What the exercise asks: Please transcribe the data below exactly. Leave the pictures out.

-------

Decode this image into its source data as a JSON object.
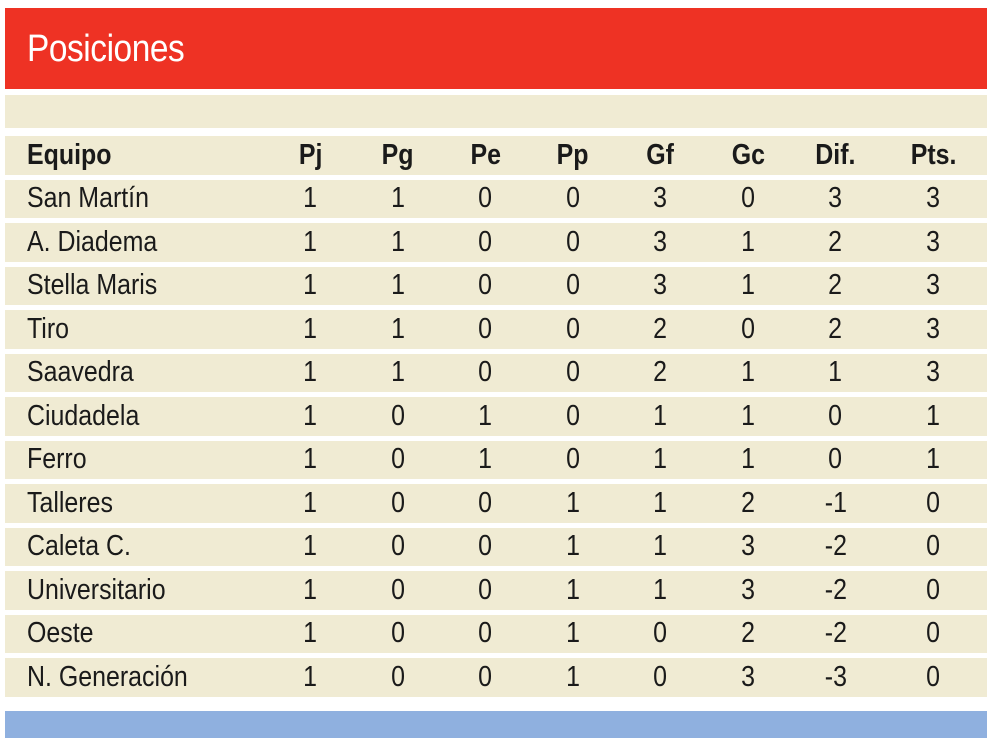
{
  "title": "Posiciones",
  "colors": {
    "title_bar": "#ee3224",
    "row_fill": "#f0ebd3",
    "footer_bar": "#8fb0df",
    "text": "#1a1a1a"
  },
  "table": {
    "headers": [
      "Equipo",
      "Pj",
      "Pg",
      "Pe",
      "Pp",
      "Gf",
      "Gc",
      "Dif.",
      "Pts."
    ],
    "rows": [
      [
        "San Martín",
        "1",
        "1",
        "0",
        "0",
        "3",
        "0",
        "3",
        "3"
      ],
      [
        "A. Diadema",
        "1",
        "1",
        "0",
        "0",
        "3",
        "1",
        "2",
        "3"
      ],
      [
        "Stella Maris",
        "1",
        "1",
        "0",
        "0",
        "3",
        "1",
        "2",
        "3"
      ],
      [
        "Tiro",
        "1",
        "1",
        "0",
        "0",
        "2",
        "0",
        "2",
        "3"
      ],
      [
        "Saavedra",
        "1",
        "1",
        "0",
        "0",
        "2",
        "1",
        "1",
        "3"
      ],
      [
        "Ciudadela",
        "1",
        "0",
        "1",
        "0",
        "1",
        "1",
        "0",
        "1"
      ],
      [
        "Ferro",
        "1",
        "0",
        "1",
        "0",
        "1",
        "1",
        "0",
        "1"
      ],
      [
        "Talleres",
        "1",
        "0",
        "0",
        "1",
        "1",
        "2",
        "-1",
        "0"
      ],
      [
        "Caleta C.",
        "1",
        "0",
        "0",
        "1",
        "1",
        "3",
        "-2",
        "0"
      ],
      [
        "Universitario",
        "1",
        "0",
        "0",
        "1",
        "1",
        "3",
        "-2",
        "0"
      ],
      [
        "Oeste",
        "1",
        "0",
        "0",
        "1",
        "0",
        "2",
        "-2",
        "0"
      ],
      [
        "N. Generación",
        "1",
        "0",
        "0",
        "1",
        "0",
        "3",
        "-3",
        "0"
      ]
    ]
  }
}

-------

Solution below:
Decode this image into its source data as a JSON object.
{
  "title": "Posiciones",
  "colors": {
    "title_bar": "#ee3224",
    "row_fill": "#f0ebd3",
    "footer_bar": "#8fb0df",
    "text": "#1a1a1a"
  },
  "table": {
    "headers": [
      "Equipo",
      "Pj",
      "Pg",
      "Pe",
      "Pp",
      "Gf",
      "Gc",
      "Dif.",
      "Pts."
    ],
    "rows": [
      [
        "San Martín",
        "1",
        "1",
        "0",
        "0",
        "3",
        "0",
        "3",
        "3"
      ],
      [
        "A. Diadema",
        "1",
        "1",
        "0",
        "0",
        "3",
        "1",
        "2",
        "3"
      ],
      [
        "Stella Maris",
        "1",
        "1",
        "0",
        "0",
        "3",
        "1",
        "2",
        "3"
      ],
      [
        "Tiro",
        "1",
        "1",
        "0",
        "0",
        "2",
        "0",
        "2",
        "3"
      ],
      [
        "Saavedra",
        "1",
        "1",
        "0",
        "0",
        "2",
        "1",
        "1",
        "3"
      ],
      [
        "Ciudadela",
        "1",
        "0",
        "1",
        "0",
        "1",
        "1",
        "0",
        "1"
      ],
      [
        "Ferro",
        "1",
        "0",
        "1",
        "0",
        "1",
        "1",
        "0",
        "1"
      ],
      [
        "Talleres",
        "1",
        "0",
        "0",
        "1",
        "1",
        "2",
        "-1",
        "0"
      ],
      [
        "Caleta C.",
        "1",
        "0",
        "0",
        "1",
        "1",
        "3",
        "-2",
        "0"
      ],
      [
        "Universitario",
        "1",
        "0",
        "0",
        "1",
        "1",
        "3",
        "-2",
        "0"
      ],
      [
        "Oeste",
        "1",
        "0",
        "0",
        "1",
        "0",
        "2",
        "-2",
        "0"
      ],
      [
        "N. Generación",
        "1",
        "0",
        "0",
        "1",
        "0",
        "3",
        "-3",
        "0"
      ]
    ]
  }
}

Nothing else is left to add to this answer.